- _Request_
Within this material, how many lines have the string "fraction" in them? The answer is a number, with nothing added.
** start **
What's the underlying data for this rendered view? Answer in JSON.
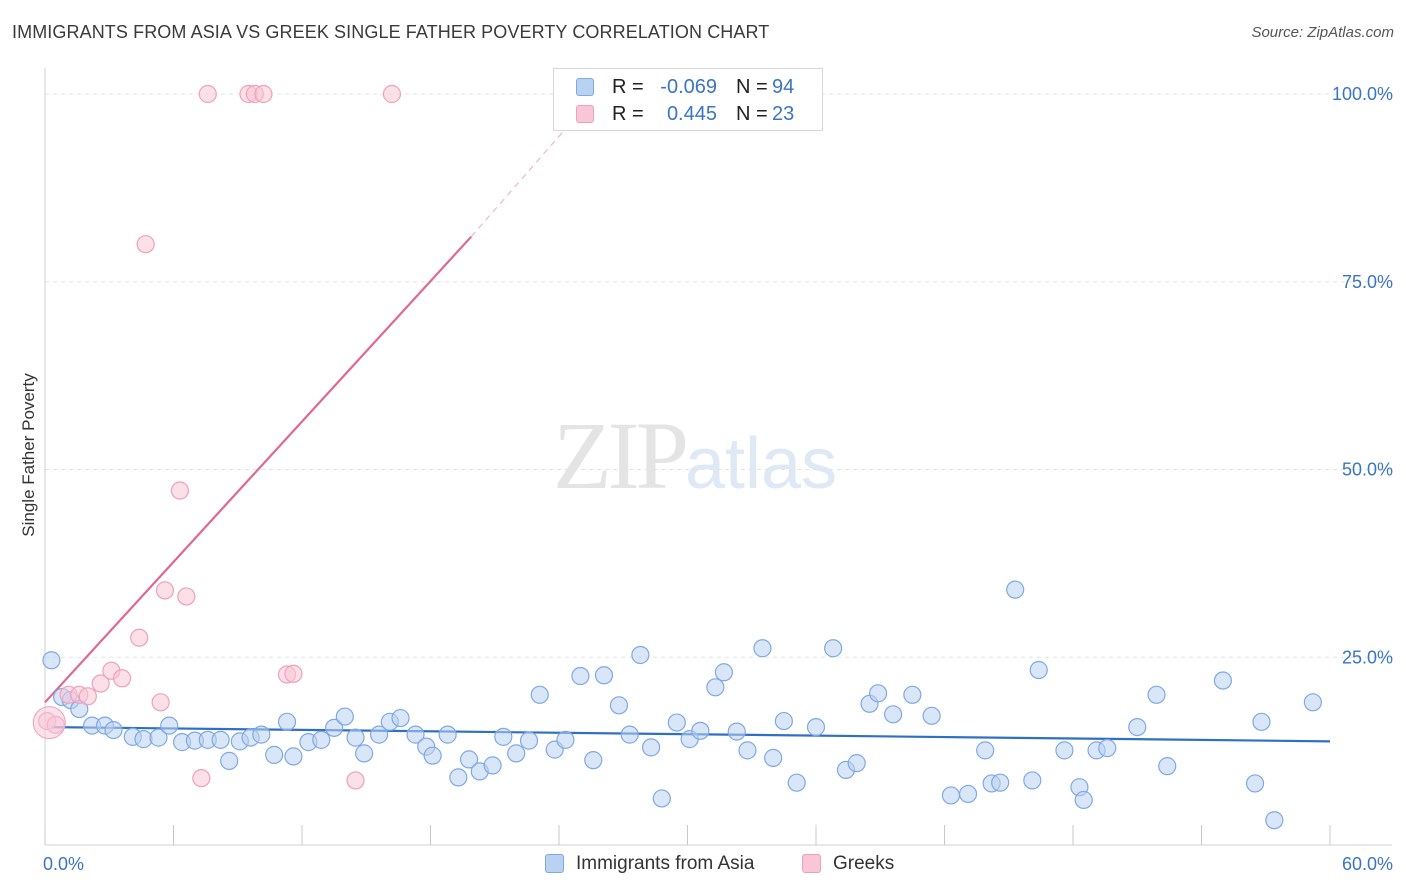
{
  "chart_data": {
    "type": "scatter",
    "title": "IMMIGRANTS FROM ASIA VS GREEK SINGLE FATHER POVERTY CORRELATION CHART",
    "source": "Source: ZipAtlas.com",
    "xlabel": "",
    "ylabel": "Single Father Poverty",
    "xlim": [
      0,
      60
    ],
    "ylim": [
      0,
      100
    ],
    "x_tick_labels": [
      "0.0%",
      "60.0%"
    ],
    "y_tick_labels": [
      "25.0%",
      "50.0%",
      "75.0%",
      "100.0%"
    ],
    "y_ticks": [
      25,
      50,
      75,
      100
    ],
    "grid": true,
    "legend_position": "top-center",
    "series": [
      {
        "name": "Immigrants from Asia",
        "color": "#7fa9e3",
        "fill": "#b9d2f1",
        "trend_color": "#2f6fc6",
        "R": "-0.069",
        "N": "94",
        "trend": {
          "x0": 0.3,
          "y0": 15.7,
          "x1": 60,
          "y1": 13.8
        },
        "points": [
          [
            0.3,
            24.6
          ],
          [
            0.8,
            19.7
          ],
          [
            1.2,
            19.3
          ],
          [
            1.6,
            18.1
          ],
          [
            2.2,
            15.9
          ],
          [
            2.8,
            15.9
          ],
          [
            3.2,
            15.3
          ],
          [
            4.1,
            14.4
          ],
          [
            4.6,
            14.1
          ],
          [
            5.3,
            14.3
          ],
          [
            5.8,
            15.9
          ],
          [
            6.4,
            13.7
          ],
          [
            7.0,
            13.9
          ],
          [
            7.6,
            14.0
          ],
          [
            8.2,
            14.0
          ],
          [
            8.6,
            11.2
          ],
          [
            9.1,
            13.8
          ],
          [
            9.6,
            14.3
          ],
          [
            10.1,
            14.7
          ],
          [
            10.7,
            12.0
          ],
          [
            11.3,
            16.4
          ],
          [
            11.6,
            11.8
          ],
          [
            12.3,
            13.7
          ],
          [
            12.9,
            14.0
          ],
          [
            13.5,
            15.6
          ],
          [
            14.0,
            17.1
          ],
          [
            14.5,
            14.3
          ],
          [
            14.9,
            12.2
          ],
          [
            15.6,
            14.7
          ],
          [
            16.1,
            16.4
          ],
          [
            16.6,
            16.9
          ],
          [
            17.3,
            14.7
          ],
          [
            17.8,
            13.1
          ],
          [
            18.1,
            11.9
          ],
          [
            18.8,
            14.7
          ],
          [
            19.3,
            9.0
          ],
          [
            19.8,
            11.4
          ],
          [
            20.3,
            9.8
          ],
          [
            20.9,
            10.6
          ],
          [
            21.4,
            14.4
          ],
          [
            22.0,
            12.2
          ],
          [
            22.6,
            13.9
          ],
          [
            23.1,
            20.0
          ],
          [
            23.8,
            12.7
          ],
          [
            24.3,
            14.0
          ],
          [
            25.0,
            22.5
          ],
          [
            25.6,
            11.3
          ],
          [
            26.1,
            22.6
          ],
          [
            26.8,
            18.6
          ],
          [
            27.3,
            14.7
          ],
          [
            27.8,
            25.3
          ],
          [
            28.3,
            13.0
          ],
          [
            28.8,
            6.2
          ],
          [
            29.5,
            16.3
          ],
          [
            30.1,
            14.1
          ],
          [
            30.6,
            15.2
          ],
          [
            31.3,
            21.0
          ],
          [
            31.7,
            23.0
          ],
          [
            32.3,
            15.1
          ],
          [
            32.8,
            12.6
          ],
          [
            33.5,
            26.2
          ],
          [
            34.0,
            11.6
          ],
          [
            34.5,
            16.5
          ],
          [
            35.1,
            8.3
          ],
          [
            36.0,
            15.7
          ],
          [
            36.8,
            26.2
          ],
          [
            37.4,
            10.0
          ],
          [
            37.9,
            10.9
          ],
          [
            38.5,
            18.8
          ],
          [
            38.9,
            20.2
          ],
          [
            39.6,
            17.4
          ],
          [
            40.5,
            20.0
          ],
          [
            41.4,
            17.2
          ],
          [
            42.3,
            6.6
          ],
          [
            43.1,
            6.8
          ],
          [
            43.9,
            12.6
          ],
          [
            44.2,
            8.2
          ],
          [
            44.6,
            8.3
          ],
          [
            45.3,
            34.0
          ],
          [
            46.1,
            8.6
          ],
          [
            46.4,
            23.3
          ],
          [
            47.6,
            12.6
          ],
          [
            48.3,
            7.7
          ],
          [
            48.5,
            6.0
          ],
          [
            49.1,
            12.6
          ],
          [
            49.6,
            12.9
          ],
          [
            51.0,
            15.7
          ],
          [
            51.9,
            20.0
          ],
          [
            52.4,
            10.5
          ],
          [
            55.0,
            21.9
          ],
          [
            56.5,
            8.2
          ],
          [
            56.8,
            16.4
          ],
          [
            57.4,
            3.3
          ],
          [
            59.2,
            19.0
          ]
        ]
      },
      {
        "name": "Greeks",
        "color": "#f0a0ba",
        "fill": "#f8c6d6",
        "trend_color": "#e06890",
        "R": "0.445",
        "N": "23",
        "trend": {
          "x0": 0.0,
          "y0": 19.0,
          "x1": 19.9,
          "y1": 81.0
        },
        "trend_dash": {
          "x0": 19.9,
          "y0": 81.0,
          "x1": 24.5,
          "y1": 96.0
        },
        "points": [
          [
            0.1,
            16.5
          ],
          [
            0.5,
            16.0
          ],
          [
            1.1,
            20.0
          ],
          [
            1.6,
            20.0
          ],
          [
            2.0,
            19.8
          ],
          [
            2.6,
            21.5
          ],
          [
            3.1,
            23.2
          ],
          [
            3.6,
            22.2
          ],
          [
            4.4,
            27.6
          ],
          [
            4.7,
            80.0
          ],
          [
            5.4,
            19.0
          ],
          [
            5.6,
            33.9
          ],
          [
            6.3,
            47.2
          ],
          [
            6.6,
            33.1
          ],
          [
            7.3,
            8.9
          ],
          [
            7.6,
            100.0
          ],
          [
            9.5,
            100.0
          ],
          [
            9.8,
            100.0
          ],
          [
            10.2,
            100.0
          ],
          [
            11.3,
            22.7
          ],
          [
            11.6,
            22.8
          ],
          [
            14.5,
            8.6
          ],
          [
            16.2,
            100.0
          ]
        ]
      }
    ]
  },
  "legend": {
    "r_label": "R =",
    "n_label": "N ="
  },
  "watermark": {
    "zip": "ZIP",
    "atlas": "atlas"
  }
}
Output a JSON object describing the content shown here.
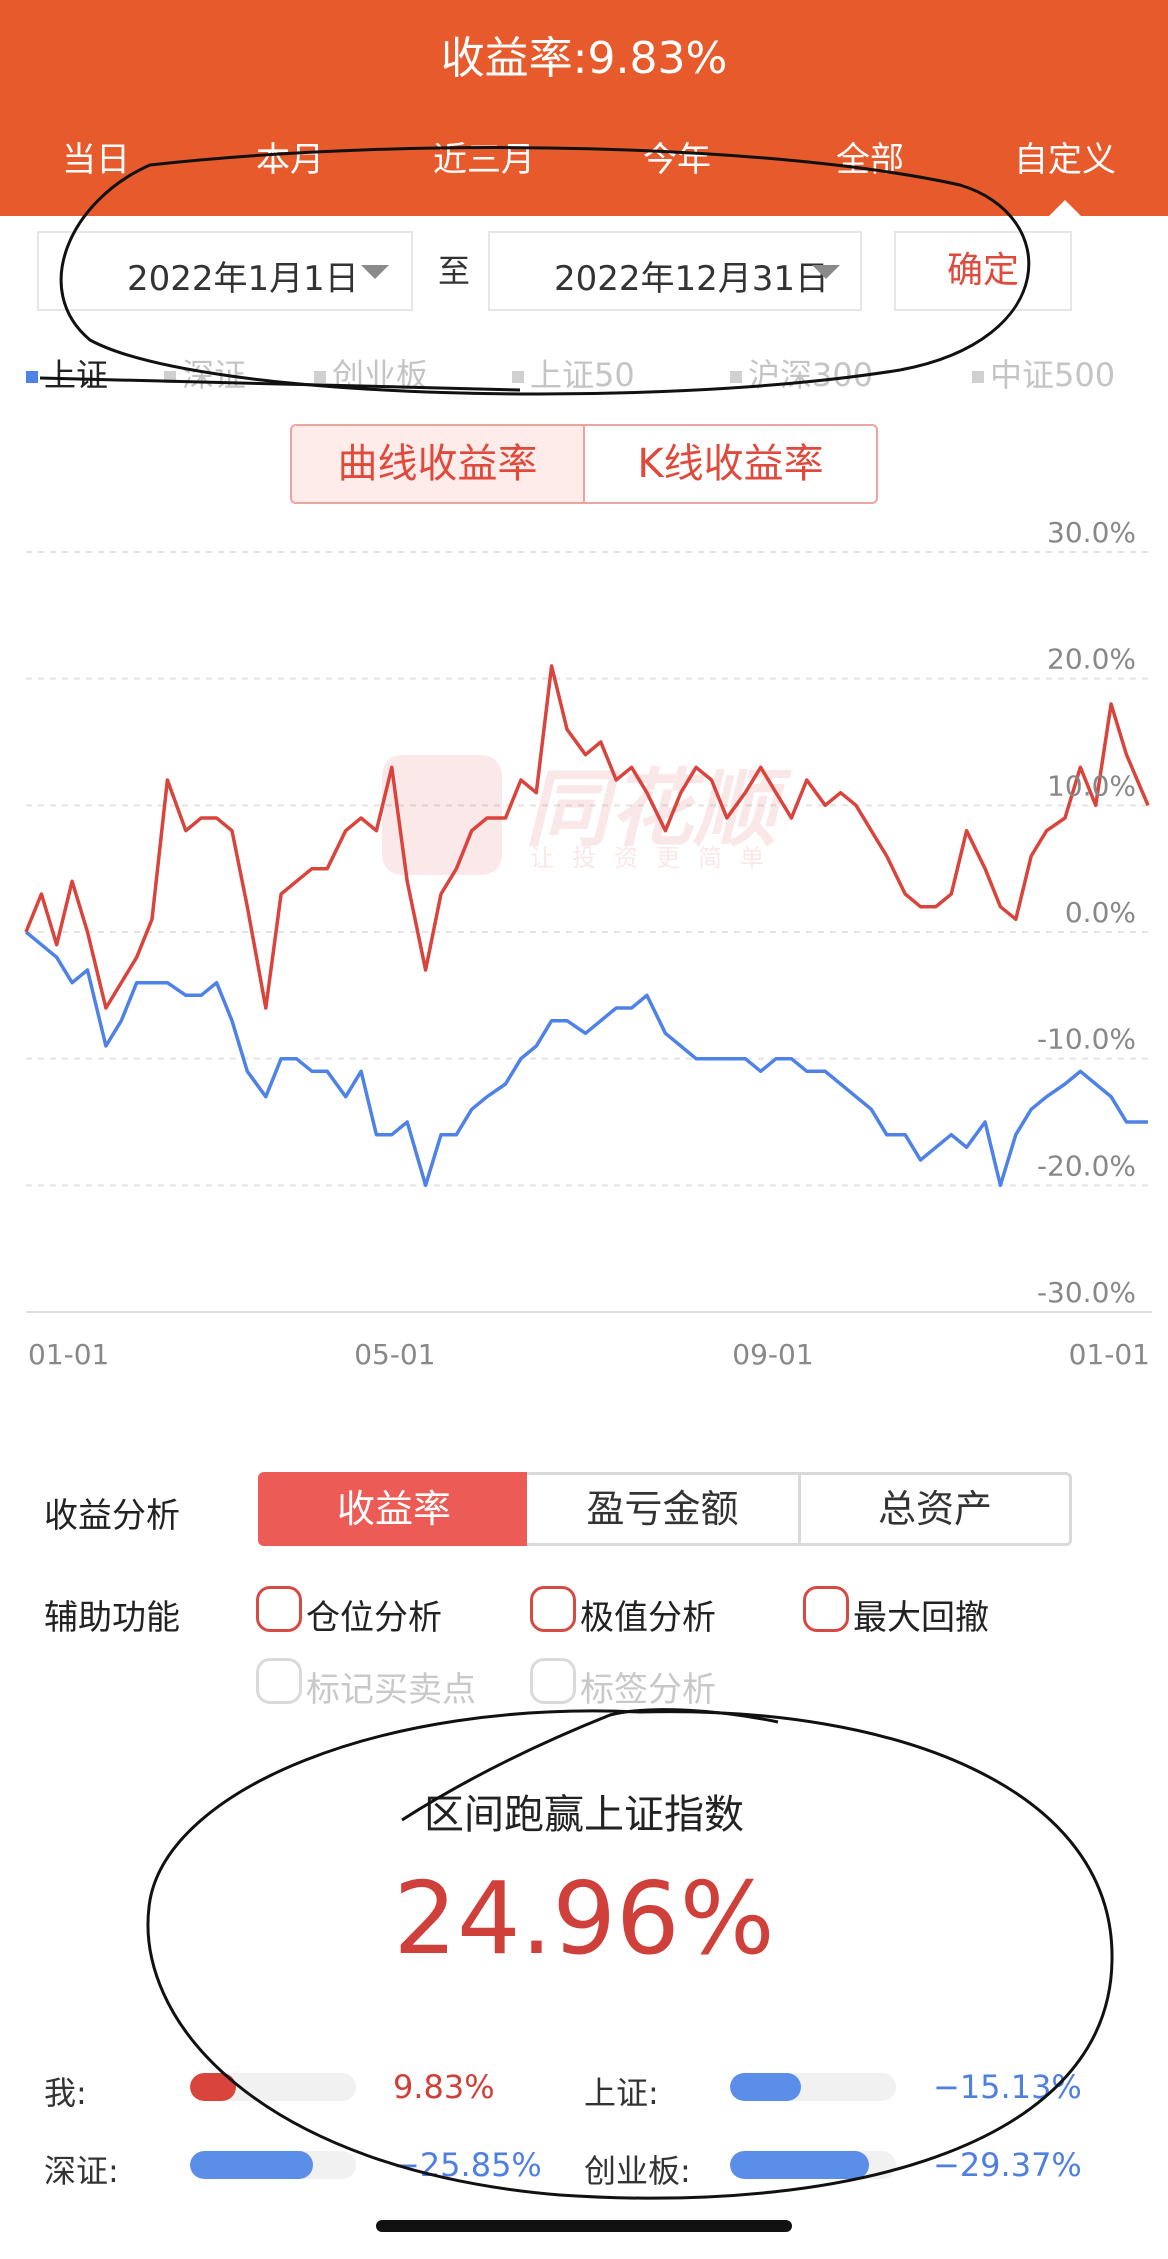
{
  "header": {
    "title": "收益率:9.83%",
    "tabs": [
      "当日",
      "本月",
      "近三月",
      "今年",
      "全部",
      "自定义"
    ],
    "active_tab": "自定义"
  },
  "date_range": {
    "start": "2022年1月1日",
    "separator": "至",
    "end": "2022年12月31日",
    "confirm": "确定"
  },
  "indices": [
    "上证",
    "深证",
    "创业板",
    "上证50",
    "沪深300",
    "中证500"
  ],
  "active_index": "上证",
  "chart_toggle": [
    "曲线收益率",
    "K线收益率"
  ],
  "watermark": {
    "brand": "同花顺",
    "slogan": "让投资更简单"
  },
  "chart_data": {
    "type": "line",
    "title": "",
    "xlabel": "",
    "ylabel": "",
    "ylim": [
      -30,
      30
    ],
    "y_ticks": [
      "30.0%",
      "20.0%",
      "10.0%",
      "0.0%",
      "-10.0%",
      "-20.0%",
      "-30.0%"
    ],
    "x_ticks": [
      "01-01",
      "05-01",
      "09-01",
      "01-01"
    ],
    "grid": true,
    "x": [
      0,
      5,
      10,
      15,
      20,
      26,
      31,
      36,
      41,
      46,
      52,
      57,
      62,
      67,
      72,
      78,
      83,
      88,
      93,
      98,
      104,
      109,
      114,
      119,
      124,
      130,
      135,
      140,
      145,
      150,
      156,
      161,
      166,
      171,
      176,
      182,
      187,
      192,
      197,
      202,
      208,
      213,
      218,
      223,
      228,
      234,
      239,
      244,
      249,
      254,
      260,
      265,
      270,
      275,
      280,
      286,
      291,
      296,
      301,
      306,
      312,
      317,
      322,
      327,
      332,
      338,
      343,
      348,
      353,
      358,
      365
    ],
    "series": [
      {
        "color": "#d9443c",
        "values": [
          0,
          3,
          -1,
          4,
          0,
          -6,
          -4,
          -2,
          1,
          12,
          8,
          9,
          9,
          8,
          2,
          -6,
          3,
          4,
          5,
          5,
          8,
          9,
          8,
          13,
          4,
          -3,
          3,
          5,
          8,
          9,
          9,
          12,
          11,
          21,
          16,
          14,
          15,
          12,
          13,
          11,
          8,
          11,
          13,
          12,
          9,
          11,
          13,
          11,
          9,
          12,
          10,
          11,
          10,
          8,
          6,
          3,
          2,
          2,
          3,
          8,
          5,
          2,
          1,
          6,
          8,
          9,
          13,
          10,
          18,
          14,
          10
        ]
      },
      {
        "color": "#4f82e6",
        "values": [
          0,
          -1,
          -2,
          -4,
          -3,
          -9,
          -7,
          -4,
          -4,
          -4,
          -5,
          -5,
          -4,
          -7,
          -11,
          -13,
          -10,
          -10,
          -11,
          -11,
          -13,
          -11,
          -16,
          -16,
          -15,
          -20,
          -16,
          -16,
          -14,
          -13,
          -12,
          -10,
          -9,
          -7,
          -7,
          -8,
          -7,
          -6,
          -6,
          -5,
          -8,
          -9,
          -10,
          -10,
          -10,
          -10,
          -11,
          -10,
          -10,
          -11,
          -11,
          -12,
          -13,
          -14,
          -16,
          -16,
          -18,
          -17,
          -16,
          -17,
          -15,
          -20,
          -16,
          -14,
          -13,
          -12,
          -11,
          -12,
          -13,
          -15,
          -15
        ]
      }
    ]
  },
  "analysis": {
    "label": "收益分析",
    "options": [
      "收益率",
      "盈亏金额",
      "总资产"
    ],
    "active": "收益率"
  },
  "aux": {
    "label": "辅助功能",
    "row1": [
      "仓位分析",
      "极值分析",
      "最大回撤"
    ],
    "row2": [
      "标记买卖点",
      "标签分析"
    ]
  },
  "summary": {
    "title": "区间跑赢上证指数",
    "value": "24.96%",
    "items": [
      {
        "label": "我:",
        "value": "9.83%",
        "fraction": 0.28,
        "color": "#d9443c"
      },
      {
        "label": "上证:",
        "value": "−15.13%",
        "fraction": 0.43,
        "color": "#5b8ee8"
      },
      {
        "label": "深证:",
        "value": "−25.85%",
        "fraction": 0.74,
        "color": "#5b8ee8"
      },
      {
        "label": "创业板:",
        "value": "−29.37%",
        "fraction": 0.84,
        "color": "#5b8ee8"
      }
    ]
  }
}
** end **
- _Result of this exercise_
4